* BEGIN INFORMATION SHOWN *
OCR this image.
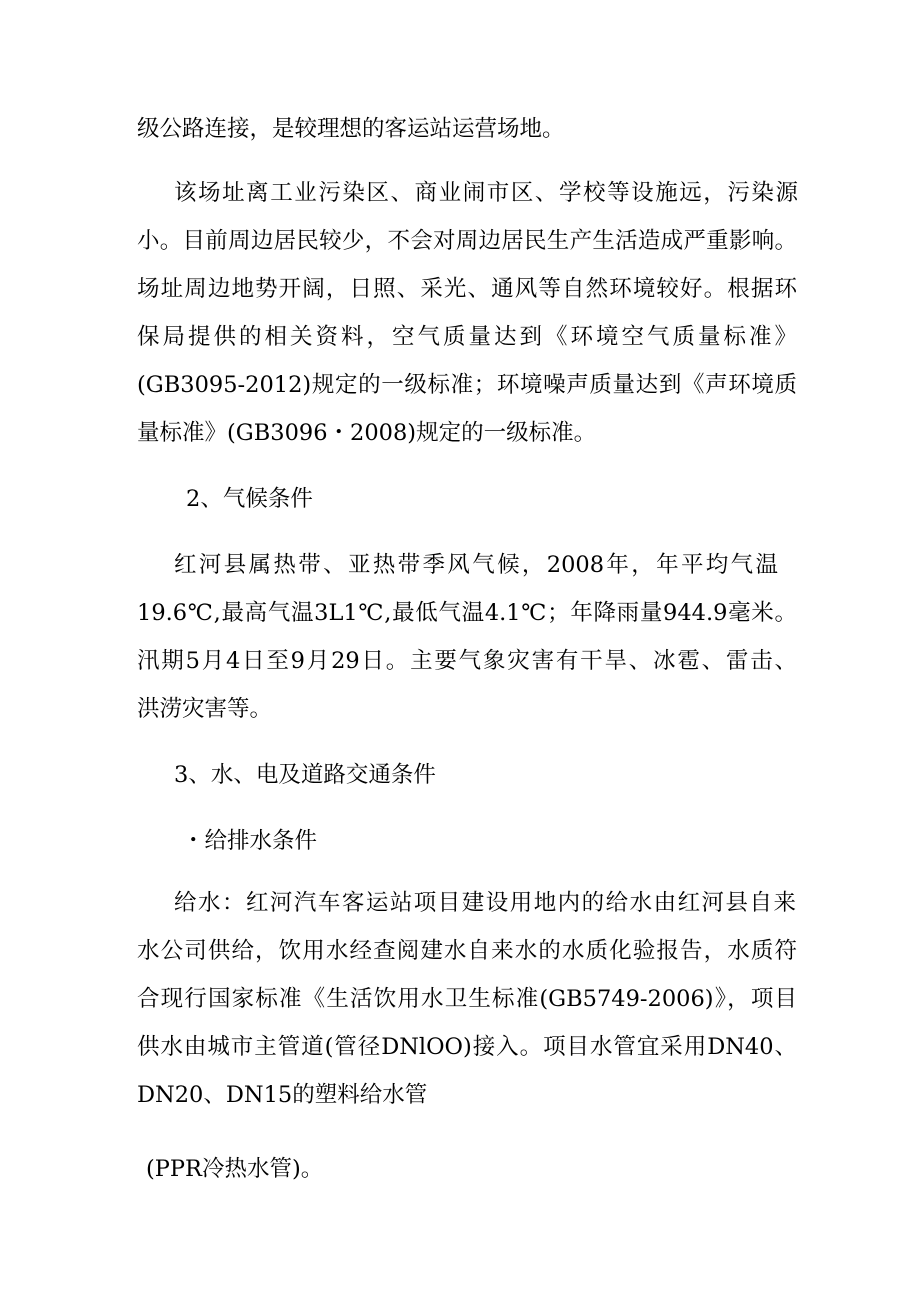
级公路连接，是较理想的客运站运营场地。
该场址离工业污染区、商业闹市区、学校等设施远，污染源
小。目前周边居民较少，不会对周边居民生产生活造成严重影响。
场址周边地势开阔，日照、采光、通风等自然环境较好。根据环
保局提供的相关资料，空气质量达到《环境空气质量标准》
(GB3095-2012)规定的一级标准；环境噪声质量达到《声环境质
量标准》(GB3096・2008)规定的一级标准。
2、气候条件
红河县属热带、亚热带季风气候，2008年，年平均气温
19.6℃,最高气温3L1℃,最低气温4.1℃；年降雨量944.9毫米。
汛期5月4日至9月29日。主要气象灾害有干旱、冰雹、雷击、
洪涝灾害等。
3、水、电及道路交通条件
・给排水条件
给水：红河汽车客运站项目建设用地内的给水由红河县自来
水公司供给，饮用水经查阅建水自来水的水质化验报告，水质符
合现行国家标准《生活饮用水卫生标准(GB5749-2006)》，项目
供水由城市主管道(管径DNlOO)接入。项目水管宜采用DN40、
DN20、DN15的塑料给水管
(PPR冷热水管)。
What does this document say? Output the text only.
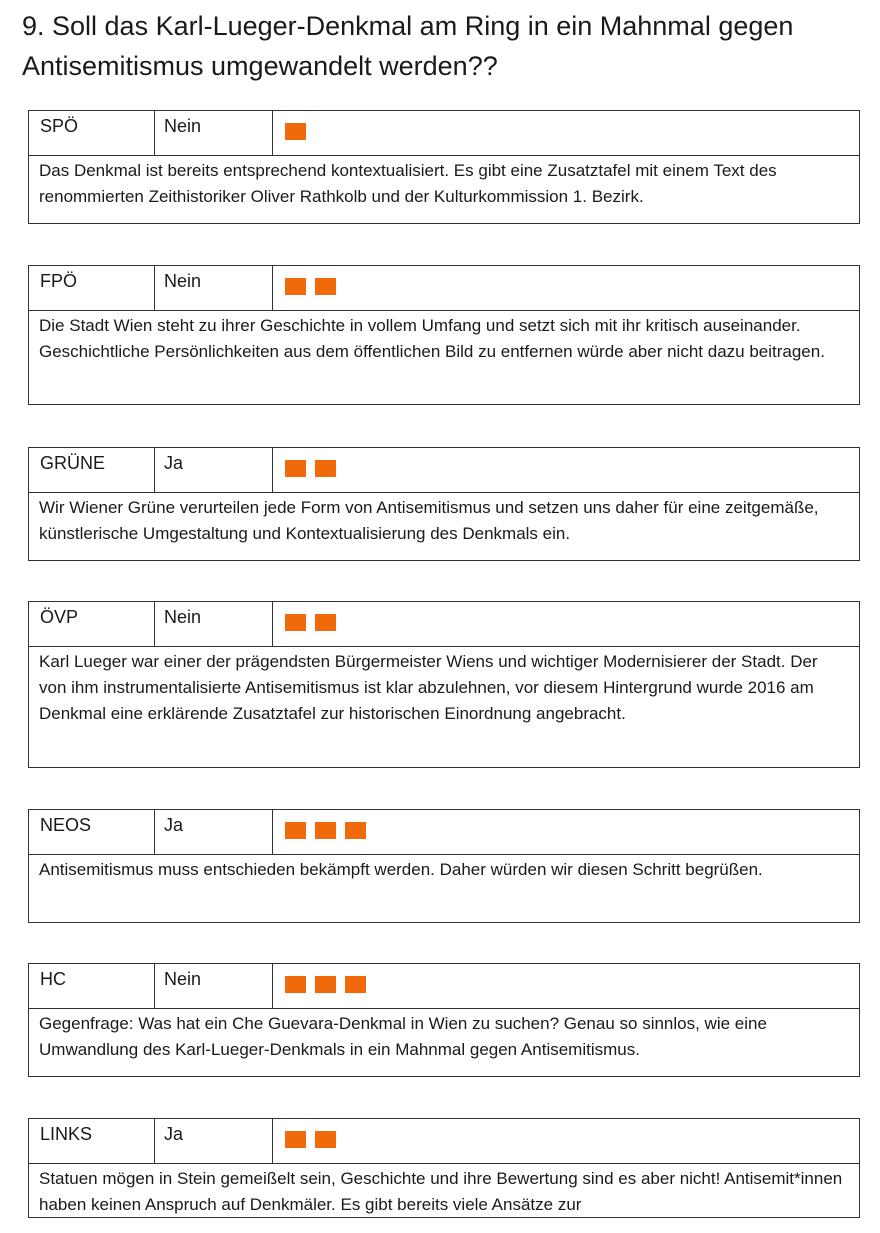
9. Soll das Karl-Lueger-Denkmal am Ring in ein Mahnmal gegen Antisemitismus umgewandelt werden??
SPÖ	Nein
Das Denkmal ist bereits entsprechend kontextualisiert. Es gibt eine Zusatztafel mit einem Text des renommierten Zeithistoriker Oliver Rathkolb und der Kulturkommission 1. Bezirk.
FPÖ	Nein
Die Stadt Wien steht zu ihrer Geschichte in vollem Umfang und setzt sich mit ihr kritisch auseinander. Geschichtliche Persönlichkeiten aus dem öffentlichen Bild zu entfernen würde aber nicht dazu beitragen.
GRÜNE	Ja
Wir Wiener Grüne verurteilen jede Form von Antisemitismus und setzen uns daher für eine zeitgemäße, künstlerische Umgestaltung und Kontextualisierung des Denkmals ein.
ÖVP	Nein
Karl Lueger war einer der prägendsten Bürgermeister Wiens und wichtiger Modernisierer der Stadt. Der von ihm instrumentalisierte Antisemitismus ist klar abzulehnen, vor diesem Hintergrund wurde 2016 am Denkmal eine erklärende Zusatztafel zur historischen Einordnung angebracht.
NEOS	Ja
Antisemitismus muss entschieden bekämpft werden. Daher würden wir diesen Schritt begrüßen.
HC	Nein
Gegenfrage: Was hat ein Che Guevara-Denkmal in Wien zu suchen? Genau so sinnlos, wie eine Umwandlung des Karl-Lueger-Denkmals in ein Mahnmal gegen Antisemitismus.
LINKS	Ja
Statuen mögen in Stein gemeißelt sein, Geschichte und ihre Bewertung sind es aber nicht! Antisemit*innen haben keinen Anspruch auf Denkmäler. Es gibt bereits viele Ansätze zur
* END INFORMATION SHOWN *
Search the preceding listing for the word "规定的一级标准" and pull out every line that holds it.

(GB3095-2012)规定的一级标准；环境噪声质量达到《声环境质
量标准》(GB3096・2008)规定的一级标准。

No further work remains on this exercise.